Stated goal →
Each line that holds the string "установленным" counts once; say how many such lines there are and add nothing.

_____

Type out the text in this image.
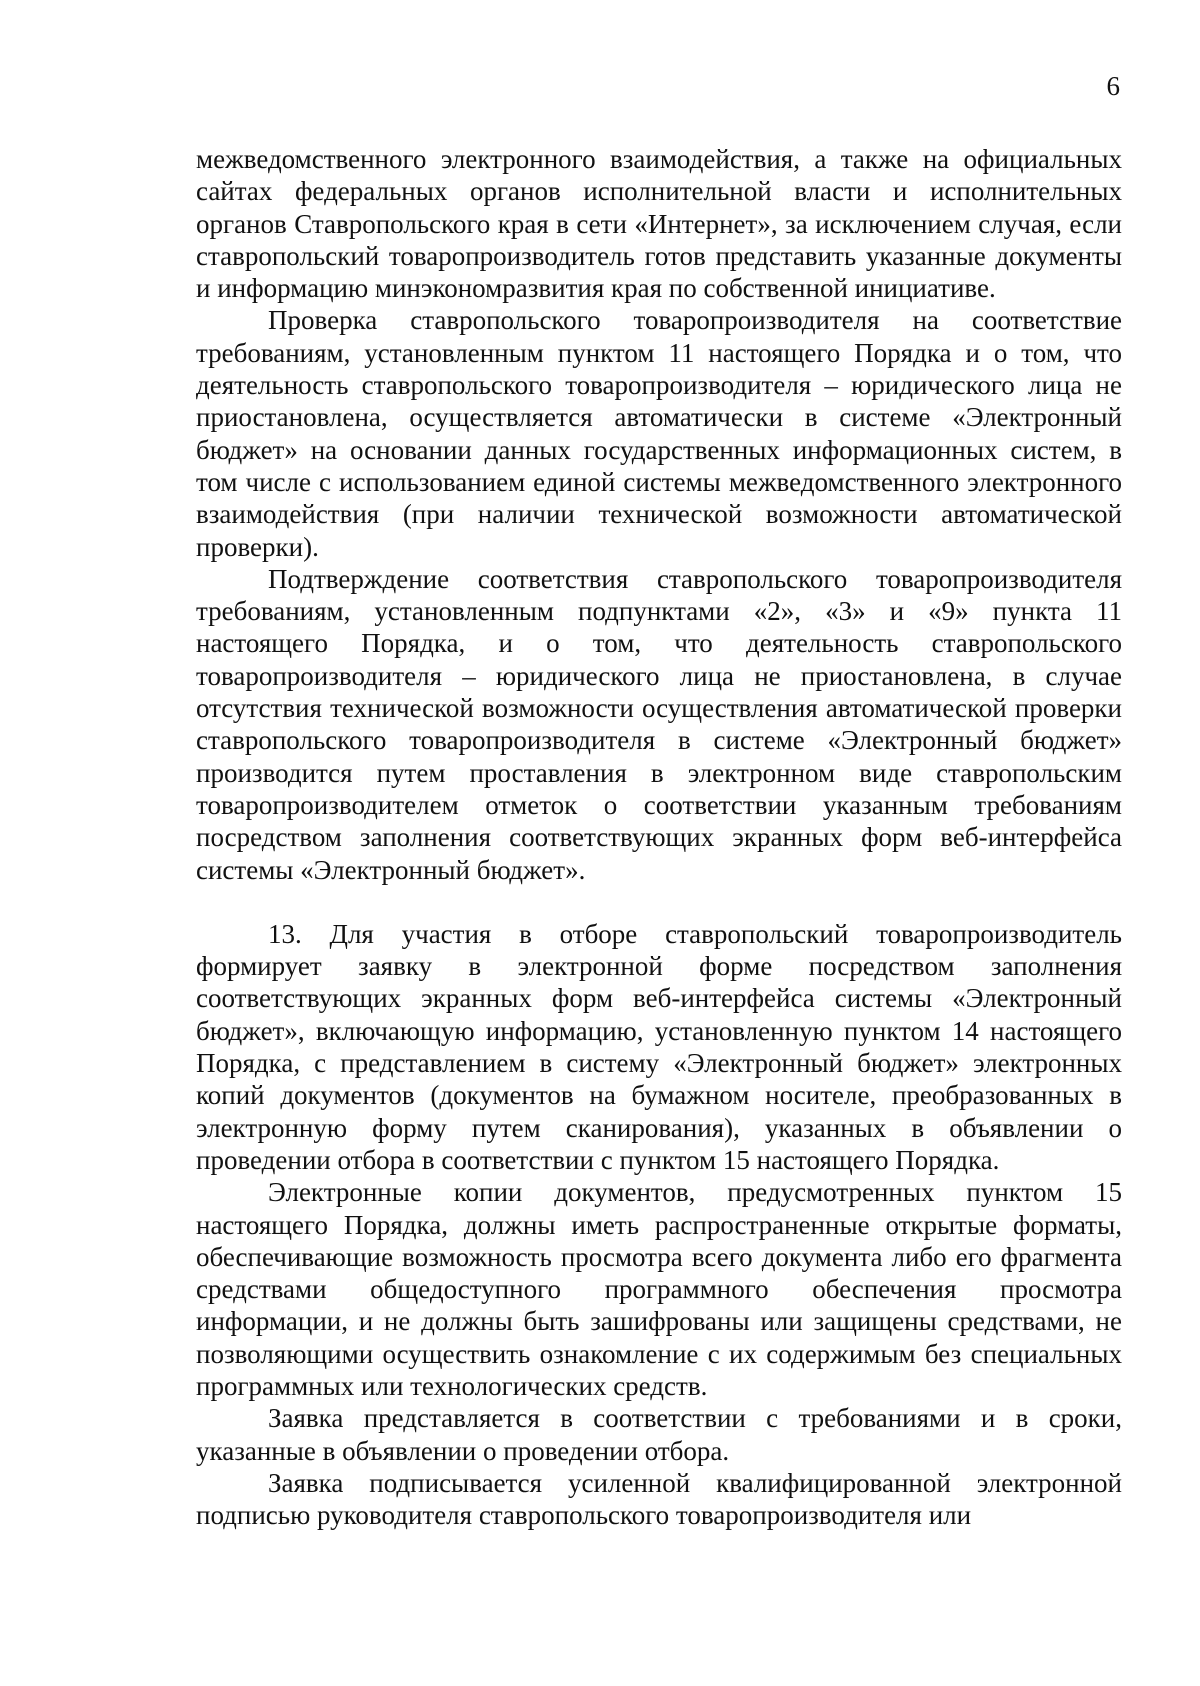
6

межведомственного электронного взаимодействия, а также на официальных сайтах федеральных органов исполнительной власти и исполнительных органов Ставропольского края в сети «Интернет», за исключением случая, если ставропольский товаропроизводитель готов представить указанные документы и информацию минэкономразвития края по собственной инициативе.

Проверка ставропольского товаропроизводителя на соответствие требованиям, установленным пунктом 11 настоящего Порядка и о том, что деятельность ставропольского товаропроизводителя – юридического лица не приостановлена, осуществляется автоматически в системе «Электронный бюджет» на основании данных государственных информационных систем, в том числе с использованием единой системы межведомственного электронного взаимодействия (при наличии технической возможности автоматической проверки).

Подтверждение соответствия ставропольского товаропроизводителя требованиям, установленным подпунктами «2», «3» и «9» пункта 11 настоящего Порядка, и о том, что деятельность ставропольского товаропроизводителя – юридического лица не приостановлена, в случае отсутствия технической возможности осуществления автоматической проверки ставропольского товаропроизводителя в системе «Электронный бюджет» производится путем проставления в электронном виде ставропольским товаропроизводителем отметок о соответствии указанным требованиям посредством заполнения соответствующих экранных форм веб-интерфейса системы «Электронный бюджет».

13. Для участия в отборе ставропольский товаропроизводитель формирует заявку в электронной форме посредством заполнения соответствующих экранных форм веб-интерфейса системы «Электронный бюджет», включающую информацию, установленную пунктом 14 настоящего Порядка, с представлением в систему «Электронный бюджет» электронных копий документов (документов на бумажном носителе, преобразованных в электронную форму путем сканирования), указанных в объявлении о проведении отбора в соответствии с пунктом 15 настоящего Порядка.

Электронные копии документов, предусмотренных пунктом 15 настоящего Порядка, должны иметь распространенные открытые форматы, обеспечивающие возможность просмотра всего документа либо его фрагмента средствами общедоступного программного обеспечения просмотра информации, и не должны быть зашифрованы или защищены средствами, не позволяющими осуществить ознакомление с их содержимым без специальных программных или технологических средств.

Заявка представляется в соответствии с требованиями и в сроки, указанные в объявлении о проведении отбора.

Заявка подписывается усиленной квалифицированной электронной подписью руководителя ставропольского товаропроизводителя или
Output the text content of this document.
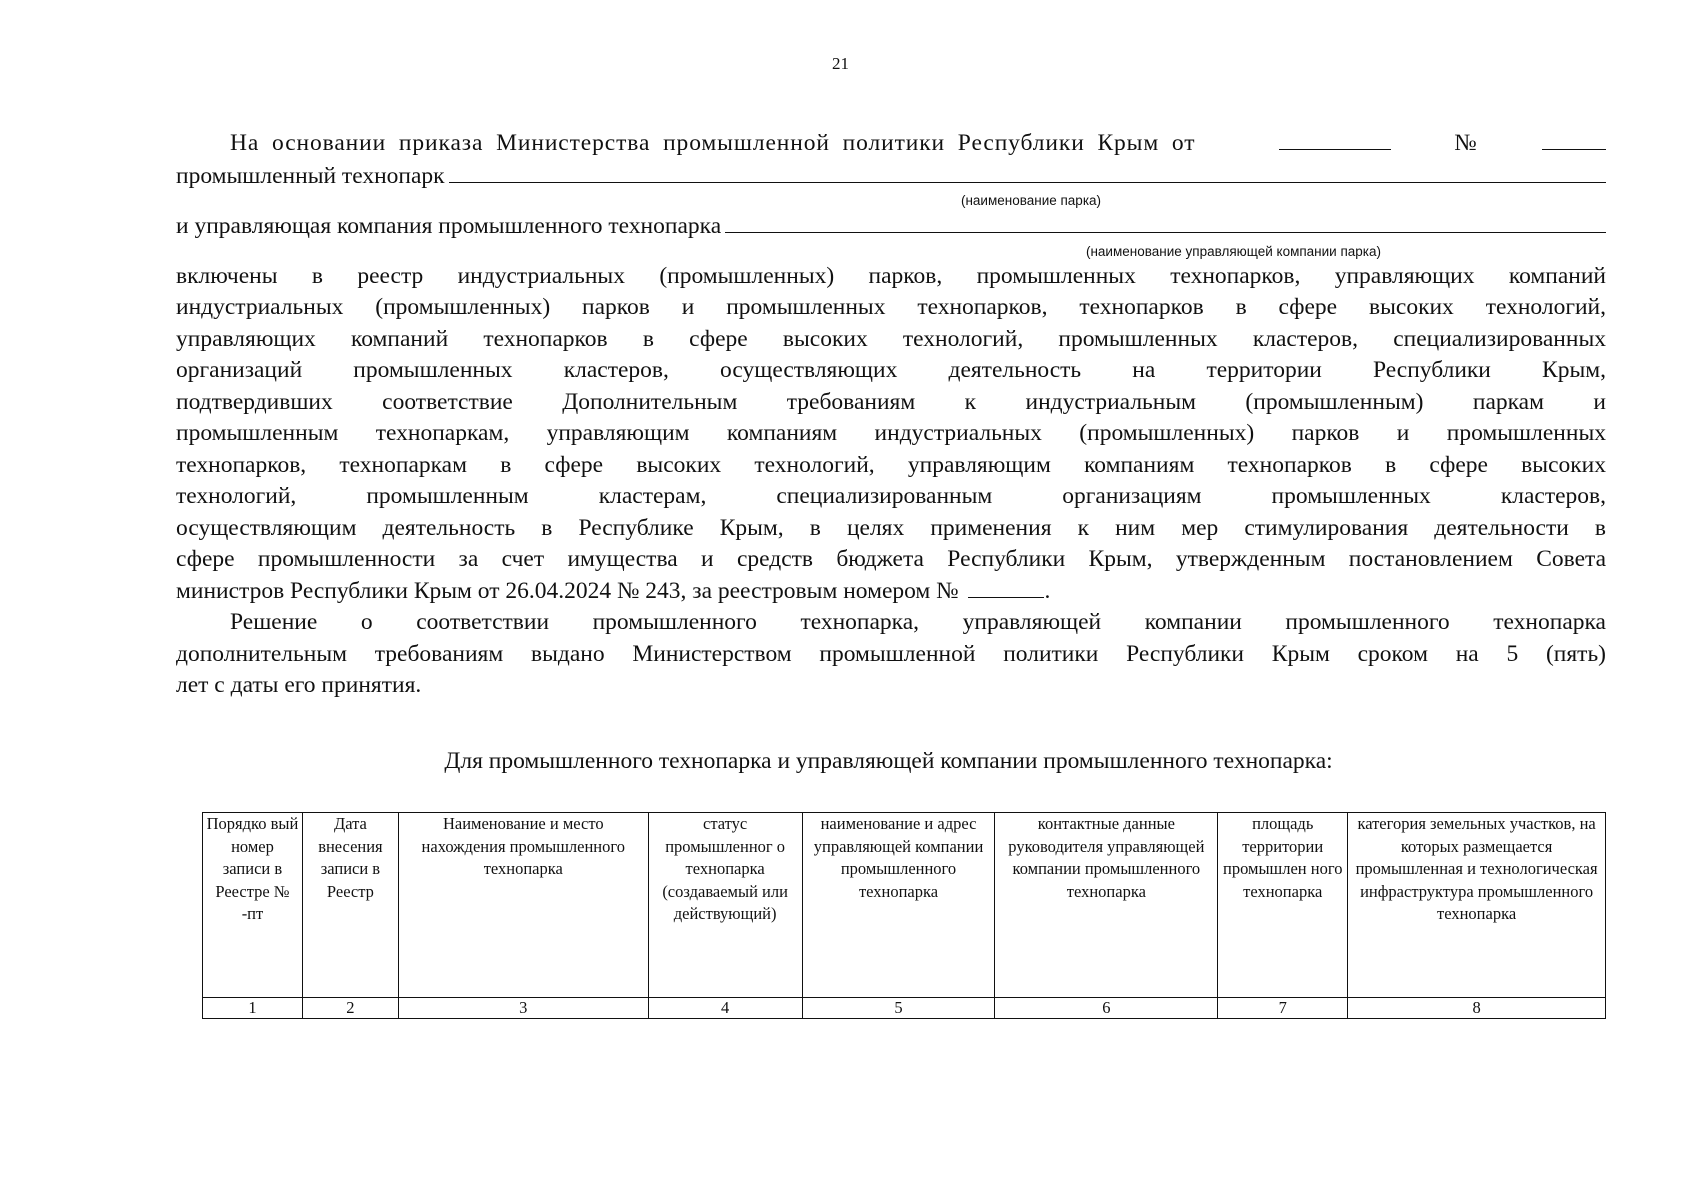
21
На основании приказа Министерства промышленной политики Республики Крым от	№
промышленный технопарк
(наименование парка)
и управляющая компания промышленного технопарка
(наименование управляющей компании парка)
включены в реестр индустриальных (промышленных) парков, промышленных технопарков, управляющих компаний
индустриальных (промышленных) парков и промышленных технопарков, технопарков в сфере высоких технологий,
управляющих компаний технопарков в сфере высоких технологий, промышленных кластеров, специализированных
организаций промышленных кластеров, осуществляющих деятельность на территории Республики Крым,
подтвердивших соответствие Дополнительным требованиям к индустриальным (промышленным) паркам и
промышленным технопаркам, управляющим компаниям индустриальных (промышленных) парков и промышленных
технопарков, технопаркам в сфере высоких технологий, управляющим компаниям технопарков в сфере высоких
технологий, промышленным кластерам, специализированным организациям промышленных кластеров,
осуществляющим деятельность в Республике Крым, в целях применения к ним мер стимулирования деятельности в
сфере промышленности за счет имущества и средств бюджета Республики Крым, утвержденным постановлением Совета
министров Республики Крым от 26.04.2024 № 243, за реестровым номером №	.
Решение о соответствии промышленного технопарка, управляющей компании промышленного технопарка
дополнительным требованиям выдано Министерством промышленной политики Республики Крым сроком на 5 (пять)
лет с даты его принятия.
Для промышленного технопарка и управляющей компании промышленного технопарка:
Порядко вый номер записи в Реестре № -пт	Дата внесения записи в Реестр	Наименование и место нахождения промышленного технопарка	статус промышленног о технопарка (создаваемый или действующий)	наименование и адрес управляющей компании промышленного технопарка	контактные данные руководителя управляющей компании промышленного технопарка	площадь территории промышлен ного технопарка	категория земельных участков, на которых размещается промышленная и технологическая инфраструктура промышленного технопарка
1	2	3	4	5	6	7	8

_____

Written reply →
2